Goal>
Repeat each entry exactly and drop the pictures.

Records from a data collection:
§

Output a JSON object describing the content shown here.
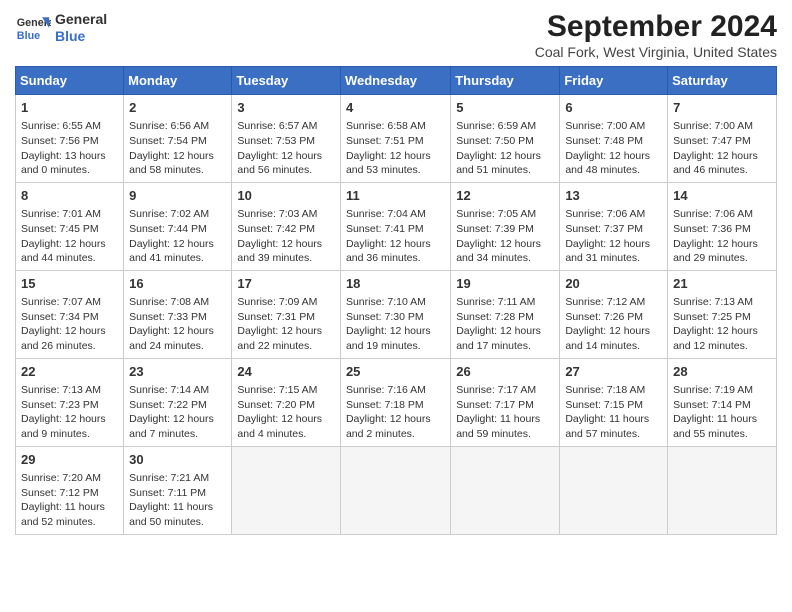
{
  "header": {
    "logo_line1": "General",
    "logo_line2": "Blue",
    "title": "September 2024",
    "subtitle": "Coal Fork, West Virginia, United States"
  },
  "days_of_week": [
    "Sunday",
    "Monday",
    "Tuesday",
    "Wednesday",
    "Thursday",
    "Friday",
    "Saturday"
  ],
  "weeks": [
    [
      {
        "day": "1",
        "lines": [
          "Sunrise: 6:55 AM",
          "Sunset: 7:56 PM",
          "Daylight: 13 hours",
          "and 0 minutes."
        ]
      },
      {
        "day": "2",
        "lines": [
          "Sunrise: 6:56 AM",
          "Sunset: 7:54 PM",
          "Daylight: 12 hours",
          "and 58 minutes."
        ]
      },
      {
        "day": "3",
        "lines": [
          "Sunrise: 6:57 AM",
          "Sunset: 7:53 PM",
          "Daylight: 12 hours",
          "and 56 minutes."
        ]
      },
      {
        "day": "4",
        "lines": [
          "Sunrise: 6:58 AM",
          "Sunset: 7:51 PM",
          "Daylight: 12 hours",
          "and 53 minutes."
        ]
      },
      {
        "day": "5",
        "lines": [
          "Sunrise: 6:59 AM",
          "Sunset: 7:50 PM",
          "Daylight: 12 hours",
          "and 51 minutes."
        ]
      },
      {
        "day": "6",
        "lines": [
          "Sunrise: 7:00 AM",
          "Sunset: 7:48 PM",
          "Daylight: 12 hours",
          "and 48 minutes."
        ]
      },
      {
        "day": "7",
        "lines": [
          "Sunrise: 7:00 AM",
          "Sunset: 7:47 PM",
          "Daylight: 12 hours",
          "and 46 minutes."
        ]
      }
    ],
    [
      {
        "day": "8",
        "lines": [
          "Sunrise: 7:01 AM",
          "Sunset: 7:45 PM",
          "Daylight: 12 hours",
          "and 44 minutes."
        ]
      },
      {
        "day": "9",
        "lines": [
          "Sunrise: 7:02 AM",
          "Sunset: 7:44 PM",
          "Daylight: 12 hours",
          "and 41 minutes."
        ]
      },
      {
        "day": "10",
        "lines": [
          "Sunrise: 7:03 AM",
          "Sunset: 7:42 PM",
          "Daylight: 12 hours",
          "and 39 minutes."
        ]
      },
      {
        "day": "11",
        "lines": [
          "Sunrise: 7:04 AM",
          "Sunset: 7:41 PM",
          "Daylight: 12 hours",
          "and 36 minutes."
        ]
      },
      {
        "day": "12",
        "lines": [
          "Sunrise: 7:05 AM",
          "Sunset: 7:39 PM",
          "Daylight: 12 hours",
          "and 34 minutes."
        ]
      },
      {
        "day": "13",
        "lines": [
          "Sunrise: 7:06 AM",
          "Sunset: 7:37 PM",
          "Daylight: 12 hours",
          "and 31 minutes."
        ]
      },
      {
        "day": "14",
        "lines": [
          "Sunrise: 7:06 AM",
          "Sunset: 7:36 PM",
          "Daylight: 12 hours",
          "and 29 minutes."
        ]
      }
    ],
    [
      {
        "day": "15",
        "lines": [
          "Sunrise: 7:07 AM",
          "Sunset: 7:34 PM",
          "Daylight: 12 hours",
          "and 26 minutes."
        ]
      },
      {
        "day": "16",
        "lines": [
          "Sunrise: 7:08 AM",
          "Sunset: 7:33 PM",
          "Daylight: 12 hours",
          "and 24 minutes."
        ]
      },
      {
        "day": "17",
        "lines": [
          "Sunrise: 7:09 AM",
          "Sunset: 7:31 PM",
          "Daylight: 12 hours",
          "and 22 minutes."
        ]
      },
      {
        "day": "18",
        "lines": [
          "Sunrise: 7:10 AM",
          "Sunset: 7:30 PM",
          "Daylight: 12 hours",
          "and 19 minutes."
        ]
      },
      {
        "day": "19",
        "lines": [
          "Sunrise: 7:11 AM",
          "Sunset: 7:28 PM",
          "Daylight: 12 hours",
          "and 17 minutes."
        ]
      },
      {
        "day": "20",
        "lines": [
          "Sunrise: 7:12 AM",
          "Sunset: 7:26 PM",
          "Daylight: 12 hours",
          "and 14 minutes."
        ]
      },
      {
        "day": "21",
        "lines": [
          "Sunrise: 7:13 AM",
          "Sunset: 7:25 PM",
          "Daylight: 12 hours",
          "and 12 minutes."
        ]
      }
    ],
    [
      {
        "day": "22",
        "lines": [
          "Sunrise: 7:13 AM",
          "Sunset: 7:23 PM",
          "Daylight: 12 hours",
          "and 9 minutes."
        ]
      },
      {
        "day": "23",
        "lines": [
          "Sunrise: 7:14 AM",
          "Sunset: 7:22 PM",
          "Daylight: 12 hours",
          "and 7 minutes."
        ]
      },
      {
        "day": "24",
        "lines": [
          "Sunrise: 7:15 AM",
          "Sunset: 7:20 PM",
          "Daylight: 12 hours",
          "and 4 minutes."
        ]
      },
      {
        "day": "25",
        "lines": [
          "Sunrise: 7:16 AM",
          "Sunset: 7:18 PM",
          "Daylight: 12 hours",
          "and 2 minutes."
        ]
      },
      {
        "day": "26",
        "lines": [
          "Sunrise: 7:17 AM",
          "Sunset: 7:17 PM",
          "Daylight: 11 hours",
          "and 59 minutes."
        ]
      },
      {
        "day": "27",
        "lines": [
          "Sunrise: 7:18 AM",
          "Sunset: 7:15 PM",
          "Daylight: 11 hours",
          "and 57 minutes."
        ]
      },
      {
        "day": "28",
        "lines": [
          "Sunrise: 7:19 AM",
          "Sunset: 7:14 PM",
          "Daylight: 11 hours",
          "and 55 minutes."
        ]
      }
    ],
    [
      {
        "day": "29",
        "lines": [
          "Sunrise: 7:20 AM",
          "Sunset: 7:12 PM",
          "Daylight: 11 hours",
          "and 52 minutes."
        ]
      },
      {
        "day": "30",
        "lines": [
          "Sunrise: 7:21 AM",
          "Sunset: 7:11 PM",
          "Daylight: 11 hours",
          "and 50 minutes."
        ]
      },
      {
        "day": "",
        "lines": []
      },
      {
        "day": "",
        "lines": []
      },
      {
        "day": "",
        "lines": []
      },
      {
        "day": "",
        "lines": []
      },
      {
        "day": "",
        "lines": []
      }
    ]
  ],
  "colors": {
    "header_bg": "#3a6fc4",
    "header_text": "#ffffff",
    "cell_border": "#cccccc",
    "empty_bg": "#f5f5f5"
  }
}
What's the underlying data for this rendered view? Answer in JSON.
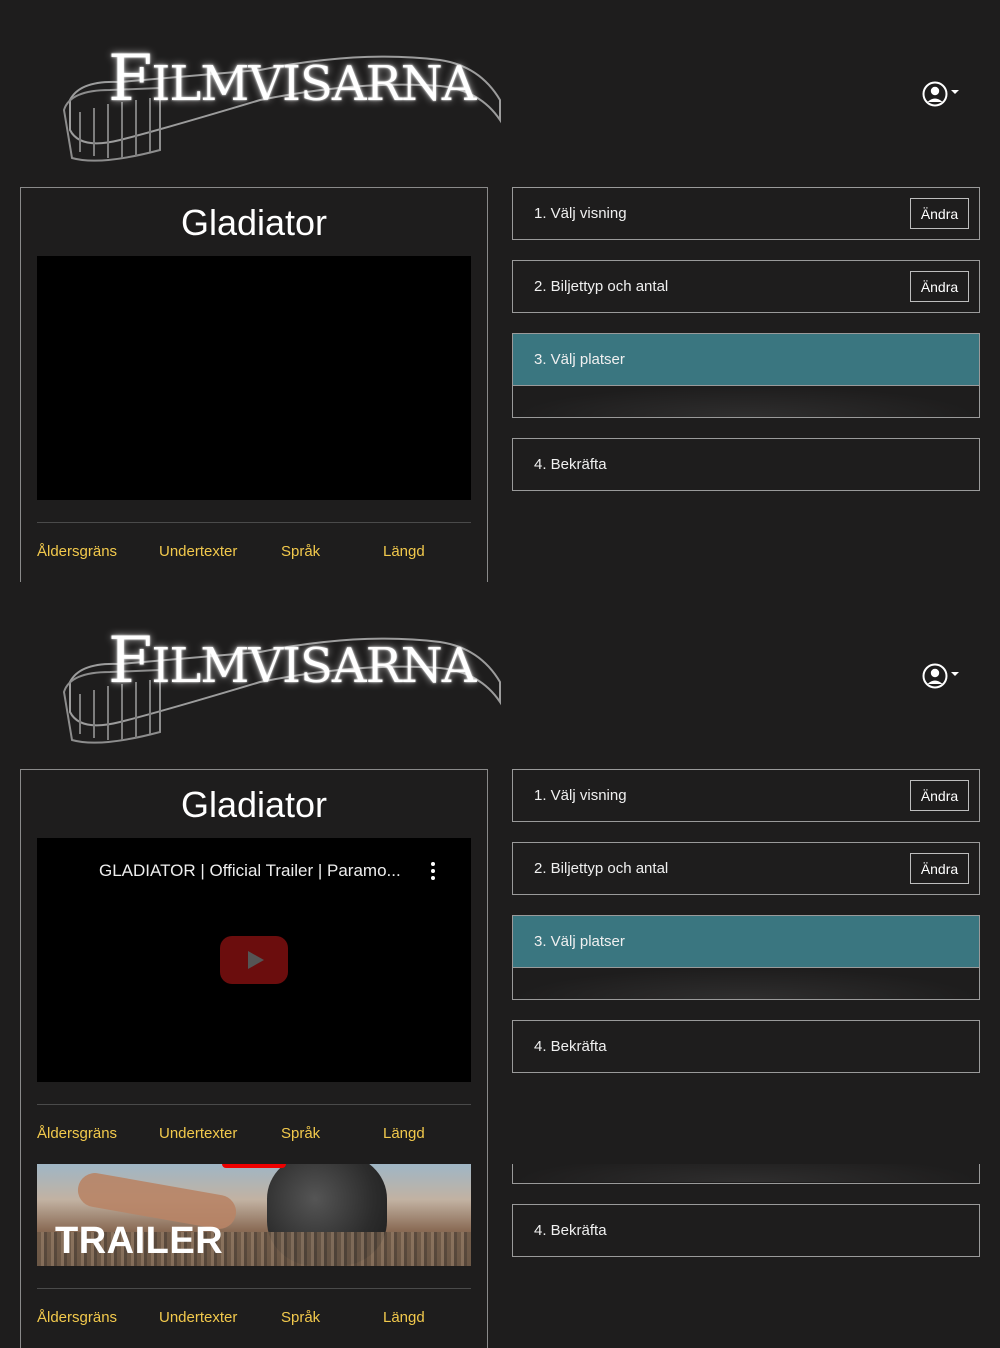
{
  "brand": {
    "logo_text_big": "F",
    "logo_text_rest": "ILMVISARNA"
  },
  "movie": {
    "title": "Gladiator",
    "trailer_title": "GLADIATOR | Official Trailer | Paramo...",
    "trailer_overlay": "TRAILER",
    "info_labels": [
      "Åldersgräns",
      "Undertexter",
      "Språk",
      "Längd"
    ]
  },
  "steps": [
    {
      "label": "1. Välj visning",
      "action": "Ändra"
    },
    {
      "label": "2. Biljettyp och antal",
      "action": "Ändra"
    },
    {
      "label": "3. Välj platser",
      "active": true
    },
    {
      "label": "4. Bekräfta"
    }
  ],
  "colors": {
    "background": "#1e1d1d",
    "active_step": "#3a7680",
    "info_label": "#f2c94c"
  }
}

§

Response to this task>
Output a JSON object describing the content shown here.
{
  "header": {
    "logo_line1": "General",
    "logo_line2": "Blue",
    "title": "September 2024",
    "subtitle": "Coal Fork, West Virginia, United States"
  },
  "days_of_week": [
    "Sunday",
    "Monday",
    "Tuesday",
    "Wednesday",
    "Thursday",
    "Friday",
    "Saturday"
  ],
  "weeks": [
    [
      {
        "day": "1",
        "lines": [
          "Sunrise: 6:55 AM",
          "Sunset: 7:56 PM",
          "Daylight: 13 hours",
          "and 0 minutes."
        ]
      },
      {
        "day": "2",
        "lines": [
          "Sunrise: 6:56 AM",
          "Sunset: 7:54 PM",
          "Daylight: 12 hours",
          "and 58 minutes."
        ]
      },
      {
        "day": "3",
        "lines": [
          "Sunrise: 6:57 AM",
          "Sunset: 7:53 PM",
          "Daylight: 12 hours",
          "and 56 minutes."
        ]
      },
      {
        "day": "4",
        "lines": [
          "Sunrise: 6:58 AM",
          "Sunset: 7:51 PM",
          "Daylight: 12 hours",
          "and 53 minutes."
        ]
      },
      {
        "day": "5",
        "lines": [
          "Sunrise: 6:59 AM",
          "Sunset: 7:50 PM",
          "Daylight: 12 hours",
          "and 51 minutes."
        ]
      },
      {
        "day": "6",
        "lines": [
          "Sunrise: 7:00 AM",
          "Sunset: 7:48 PM",
          "Daylight: 12 hours",
          "and 48 minutes."
        ]
      },
      {
        "day": "7",
        "lines": [
          "Sunrise: 7:00 AM",
          "Sunset: 7:47 PM",
          "Daylight: 12 hours",
          "and 46 minutes."
        ]
      }
    ],
    [
      {
        "day": "8",
        "lines": [
          "Sunrise: 7:01 AM",
          "Sunset: 7:45 PM",
          "Daylight: 12 hours",
          "and 44 minutes."
        ]
      },
      {
        "day": "9",
        "lines": [
          "Sunrise: 7:02 AM",
          "Sunset: 7:44 PM",
          "Daylight: 12 hours",
          "and 41 minutes."
        ]
      },
      {
        "day": "10",
        "lines": [
          "Sunrise: 7:03 AM",
          "Sunset: 7:42 PM",
          "Daylight: 12 hours",
          "and 39 minutes."
        ]
      },
      {
        "day": "11",
        "lines": [
          "Sunrise: 7:04 AM",
          "Sunset: 7:41 PM",
          "Daylight: 12 hours",
          "and 36 minutes."
        ]
      },
      {
        "day": "12",
        "lines": [
          "Sunrise: 7:05 AM",
          "Sunset: 7:39 PM",
          "Daylight: 12 hours",
          "and 34 minutes."
        ]
      },
      {
        "day": "13",
        "lines": [
          "Sunrise: 7:06 AM",
          "Sunset: 7:37 PM",
          "Daylight: 12 hours",
          "and 31 minutes."
        ]
      },
      {
        "day": "14",
        "lines": [
          "Sunrise: 7:06 AM",
          "Sunset: 7:36 PM",
          "Daylight: 12 hours",
          "and 29 minutes."
        ]
      }
    ],
    [
      {
        "day": "15",
        "lines": [
          "Sunrise: 7:07 AM",
          "Sunset: 7:34 PM",
          "Daylight: 12 hours",
          "and 26 minutes."
        ]
      },
      {
        "day": "16",
        "lines": [
          "Sunrise: 7:08 AM",
          "Sunset: 7:33 PM",
          "Daylight: 12 hours",
          "and 24 minutes."
        ]
      },
      {
        "day": "17",
        "lines": [
          "Sunrise: 7:09 AM",
          "Sunset: 7:31 PM",
          "Daylight: 12 hours",
          "and 22 minutes."
        ]
      },
      {
        "day": "18",
        "lines": [
          "Sunrise: 7:10 AM",
          "Sunset: 7:30 PM",
          "Daylight: 12 hours",
          "and 19 minutes."
        ]
      },
      {
        "day": "19",
        "lines": [
          "Sunrise: 7:11 AM",
          "Sunset: 7:28 PM",
          "Daylight: 12 hours",
          "and 17 minutes."
        ]
      },
      {
        "day": "20",
        "lines": [
          "Sunrise: 7:12 AM",
          "Sunset: 7:26 PM",
          "Daylight: 12 hours",
          "and 14 minutes."
        ]
      },
      {
        "day": "21",
        "lines": [
          "Sunrise: 7:13 AM",
          "Sunset: 7:25 PM",
          "Daylight: 12 hours",
          "and 12 minutes."
        ]
      }
    ],
    [
      {
        "day": "22",
        "lines": [
          "Sunrise: 7:13 AM",
          "Sunset: 7:23 PM",
          "Daylight: 12 hours",
          "and 9 minutes."
        ]
      },
      {
        "day": "23",
        "lines": [
          "Sunrise: 7:14 AM",
          "Sunset: 7:22 PM",
          "Daylight: 12 hours",
          "and 7 minutes."
        ]
      },
      {
        "day": "24",
        "lines": [
          "Sunrise: 7:15 AM",
          "Sunset: 7:20 PM",
          "Daylight: 12 hours",
          "and 4 minutes."
        ]
      },
      {
        "day": "25",
        "lines": [
          "Sunrise: 7:16 AM",
          "Sunset: 7:18 PM",
          "Daylight: 12 hours",
          "and 2 minutes."
        ]
      },
      {
        "day": "26",
        "lines": [
          "Sunrise: 7:17 AM",
          "Sunset: 7:17 PM",
          "Daylight: 11 hours",
          "and 59 minutes."
        ]
      },
      {
        "day": "27",
        "lines": [
          "Sunrise: 7:18 AM",
          "Sunset: 7:15 PM",
          "Daylight: 11 hours",
          "and 57 minutes."
        ]
      },
      {
        "day": "28",
        "lines": [
          "Sunrise: 7:19 AM",
          "Sunset: 7:14 PM",
          "Daylight: 11 hours",
          "and 55 minutes."
        ]
      }
    ],
    [
      {
        "day": "29",
        "lines": [
          "Sunrise: 7:20 AM",
          "Sunset: 7:12 PM",
          "Daylight: 11 hours",
          "and 52 minutes."
        ]
      },
      {
        "day": "30",
        "lines": [
          "Sunrise: 7:21 AM",
          "Sunset: 7:11 PM",
          "Daylight: 11 hours",
          "and 50 minutes."
        ]
      },
      {
        "day": "",
        "lines": []
      },
      {
        "day": "",
        "lines": []
      },
      {
        "day": "",
        "lines": []
      },
      {
        "day": "",
        "lines": []
      },
      {
        "day": "",
        "lines": []
      }
    ]
  ],
  "colors": {
    "header_bg": "#3a6fc4",
    "header_text": "#ffffff",
    "cell_border": "#cccccc",
    "empty_bg": "#f5f5f5"
  }
}
What's the underlying data for this rendered view? Answer in JSON.
{
  "brand": {
    "logo_text_big": "F",
    "logo_text_rest": "ILMVISARNA"
  },
  "movie": {
    "title": "Gladiator",
    "trailer_title": "GLADIATOR | Official Trailer | Paramo...",
    "trailer_overlay": "TRAILER",
    "info_labels": [
      "Åldersgräns",
      "Undertexter",
      "Språk",
      "Längd"
    ]
  },
  "steps": [
    {
      "label": "1. Välj visning",
      "action": "Ändra"
    },
    {
      "label": "2. Biljettyp och antal",
      "action": "Ändra"
    },
    {
      "label": "3. Välj platser",
      "active": true
    },
    {
      "label": "4. Bekräfta"
    }
  ],
  "colors": {
    "background": "#1e1d1d",
    "active_step": "#3a7680",
    "info_label": "#f2c94c"
  }
}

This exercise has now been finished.